**Requirements:** Omit all images. Write out the rest of the material exactly.

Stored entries
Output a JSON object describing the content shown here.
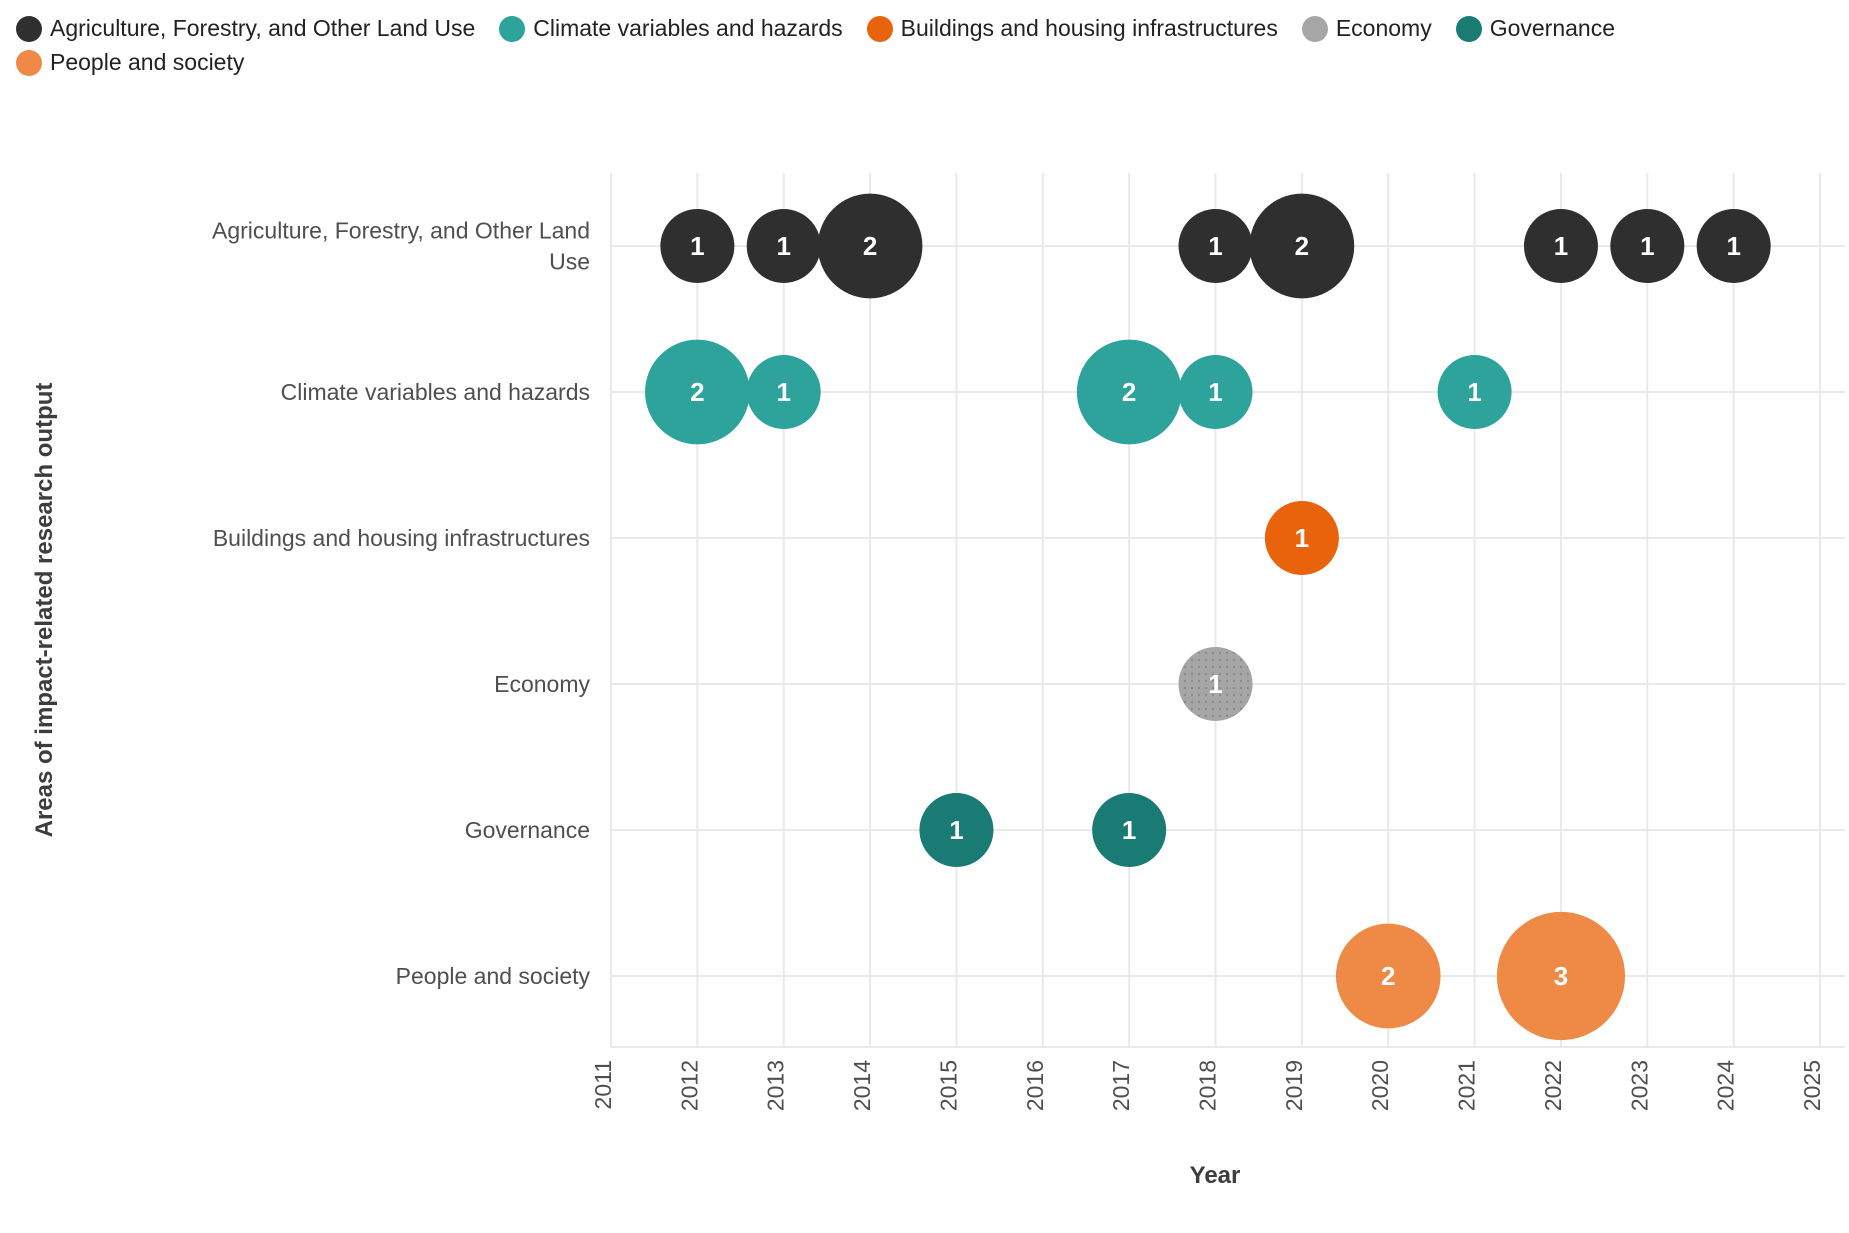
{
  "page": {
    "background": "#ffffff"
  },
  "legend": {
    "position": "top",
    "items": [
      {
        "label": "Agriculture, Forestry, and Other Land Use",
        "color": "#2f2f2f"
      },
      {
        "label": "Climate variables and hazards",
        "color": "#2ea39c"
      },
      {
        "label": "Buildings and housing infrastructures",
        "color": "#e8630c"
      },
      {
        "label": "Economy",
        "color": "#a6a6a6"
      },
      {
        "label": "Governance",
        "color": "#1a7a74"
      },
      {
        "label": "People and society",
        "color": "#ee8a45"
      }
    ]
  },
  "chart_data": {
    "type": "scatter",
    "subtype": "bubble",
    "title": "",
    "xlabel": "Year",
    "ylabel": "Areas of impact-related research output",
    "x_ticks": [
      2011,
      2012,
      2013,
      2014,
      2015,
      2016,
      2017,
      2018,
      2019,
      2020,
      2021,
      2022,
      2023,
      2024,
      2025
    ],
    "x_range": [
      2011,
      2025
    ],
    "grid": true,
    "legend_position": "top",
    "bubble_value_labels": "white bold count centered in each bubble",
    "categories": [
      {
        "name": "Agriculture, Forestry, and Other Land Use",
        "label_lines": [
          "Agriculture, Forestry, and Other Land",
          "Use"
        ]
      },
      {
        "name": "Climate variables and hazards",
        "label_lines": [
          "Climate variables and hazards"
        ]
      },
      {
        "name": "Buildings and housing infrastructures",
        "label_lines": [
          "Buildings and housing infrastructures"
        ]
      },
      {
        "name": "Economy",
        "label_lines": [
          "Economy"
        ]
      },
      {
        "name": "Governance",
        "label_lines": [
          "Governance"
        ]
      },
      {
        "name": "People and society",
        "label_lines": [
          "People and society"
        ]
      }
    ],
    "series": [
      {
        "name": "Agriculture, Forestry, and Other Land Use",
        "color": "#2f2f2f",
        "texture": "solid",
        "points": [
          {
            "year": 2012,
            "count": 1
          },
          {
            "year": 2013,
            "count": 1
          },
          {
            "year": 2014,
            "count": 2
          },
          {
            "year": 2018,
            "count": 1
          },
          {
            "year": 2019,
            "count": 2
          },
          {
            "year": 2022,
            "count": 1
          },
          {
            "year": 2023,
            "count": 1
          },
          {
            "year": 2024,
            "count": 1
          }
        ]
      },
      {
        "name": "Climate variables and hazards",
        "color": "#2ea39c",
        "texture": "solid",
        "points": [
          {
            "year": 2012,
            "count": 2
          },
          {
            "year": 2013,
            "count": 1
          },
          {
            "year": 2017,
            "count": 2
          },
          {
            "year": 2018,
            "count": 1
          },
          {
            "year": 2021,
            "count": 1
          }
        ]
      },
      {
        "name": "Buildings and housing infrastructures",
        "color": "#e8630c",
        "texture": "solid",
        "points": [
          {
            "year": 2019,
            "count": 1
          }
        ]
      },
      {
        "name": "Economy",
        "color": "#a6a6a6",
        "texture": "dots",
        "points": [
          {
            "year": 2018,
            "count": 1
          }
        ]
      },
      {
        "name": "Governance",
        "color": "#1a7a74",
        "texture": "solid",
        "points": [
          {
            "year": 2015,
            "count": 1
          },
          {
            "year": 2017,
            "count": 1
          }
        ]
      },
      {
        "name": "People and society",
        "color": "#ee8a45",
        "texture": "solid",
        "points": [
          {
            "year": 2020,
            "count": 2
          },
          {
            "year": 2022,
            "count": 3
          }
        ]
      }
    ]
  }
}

**Exercise output:**
Output a JSON object describing the content shown here.
{
  "page": {
    "background": "#ffffff"
  },
  "legend": {
    "position": "top",
    "items": [
      {
        "label": "Agriculture, Forestry, and Other Land Use",
        "color": "#2f2f2f"
      },
      {
        "label": "Climate variables and hazards",
        "color": "#2ea39c"
      },
      {
        "label": "Buildings and housing infrastructures",
        "color": "#e8630c"
      },
      {
        "label": "Economy",
        "color": "#a6a6a6"
      },
      {
        "label": "Governance",
        "color": "#1a7a74"
      },
      {
        "label": "People and society",
        "color": "#ee8a45"
      }
    ]
  },
  "chart_data": {
    "type": "scatter",
    "subtype": "bubble",
    "title": "",
    "xlabel": "Year",
    "ylabel": "Areas of impact-related research output",
    "x_ticks": [
      2011,
      2012,
      2013,
      2014,
      2015,
      2016,
      2017,
      2018,
      2019,
      2020,
      2021,
      2022,
      2023,
      2024,
      2025
    ],
    "x_range": [
      2011,
      2025
    ],
    "grid": true,
    "legend_position": "top",
    "bubble_value_labels": "white bold count centered in each bubble",
    "categories": [
      {
        "name": "Agriculture, Forestry, and Other Land Use",
        "label_lines": [
          "Agriculture, Forestry, and Other Land",
          "Use"
        ]
      },
      {
        "name": "Climate variables and hazards",
        "label_lines": [
          "Climate variables and hazards"
        ]
      },
      {
        "name": "Buildings and housing infrastructures",
        "label_lines": [
          "Buildings and housing infrastructures"
        ]
      },
      {
        "name": "Economy",
        "label_lines": [
          "Economy"
        ]
      },
      {
        "name": "Governance",
        "label_lines": [
          "Governance"
        ]
      },
      {
        "name": "People and society",
        "label_lines": [
          "People and society"
        ]
      }
    ],
    "series": [
      {
        "name": "Agriculture, Forestry, and Other Land Use",
        "color": "#2f2f2f",
        "texture": "solid",
        "points": [
          {
            "year": 2012,
            "count": 1
          },
          {
            "year": 2013,
            "count": 1
          },
          {
            "year": 2014,
            "count": 2
          },
          {
            "year": 2018,
            "count": 1
          },
          {
            "year": 2019,
            "count": 2
          },
          {
            "year": 2022,
            "count": 1
          },
          {
            "year": 2023,
            "count": 1
          },
          {
            "year": 2024,
            "count": 1
          }
        ]
      },
      {
        "name": "Climate variables and hazards",
        "color": "#2ea39c",
        "texture": "solid",
        "points": [
          {
            "year": 2012,
            "count": 2
          },
          {
            "year": 2013,
            "count": 1
          },
          {
            "year": 2017,
            "count": 2
          },
          {
            "year": 2018,
            "count": 1
          },
          {
            "year": 2021,
            "count": 1
          }
        ]
      },
      {
        "name": "Buildings and housing infrastructures",
        "color": "#e8630c",
        "texture": "solid",
        "points": [
          {
            "year": 2019,
            "count": 1
          }
        ]
      },
      {
        "name": "Economy",
        "color": "#a6a6a6",
        "texture": "dots",
        "points": [
          {
            "year": 2018,
            "count": 1
          }
        ]
      },
      {
        "name": "Governance",
        "color": "#1a7a74",
        "texture": "solid",
        "points": [
          {
            "year": 2015,
            "count": 1
          },
          {
            "year": 2017,
            "count": 1
          }
        ]
      },
      {
        "name": "People and society",
        "color": "#ee8a45",
        "texture": "solid",
        "points": [
          {
            "year": 2020,
            "count": 2
          },
          {
            "year": 2022,
            "count": 3
          }
        ]
      }
    ]
  }
}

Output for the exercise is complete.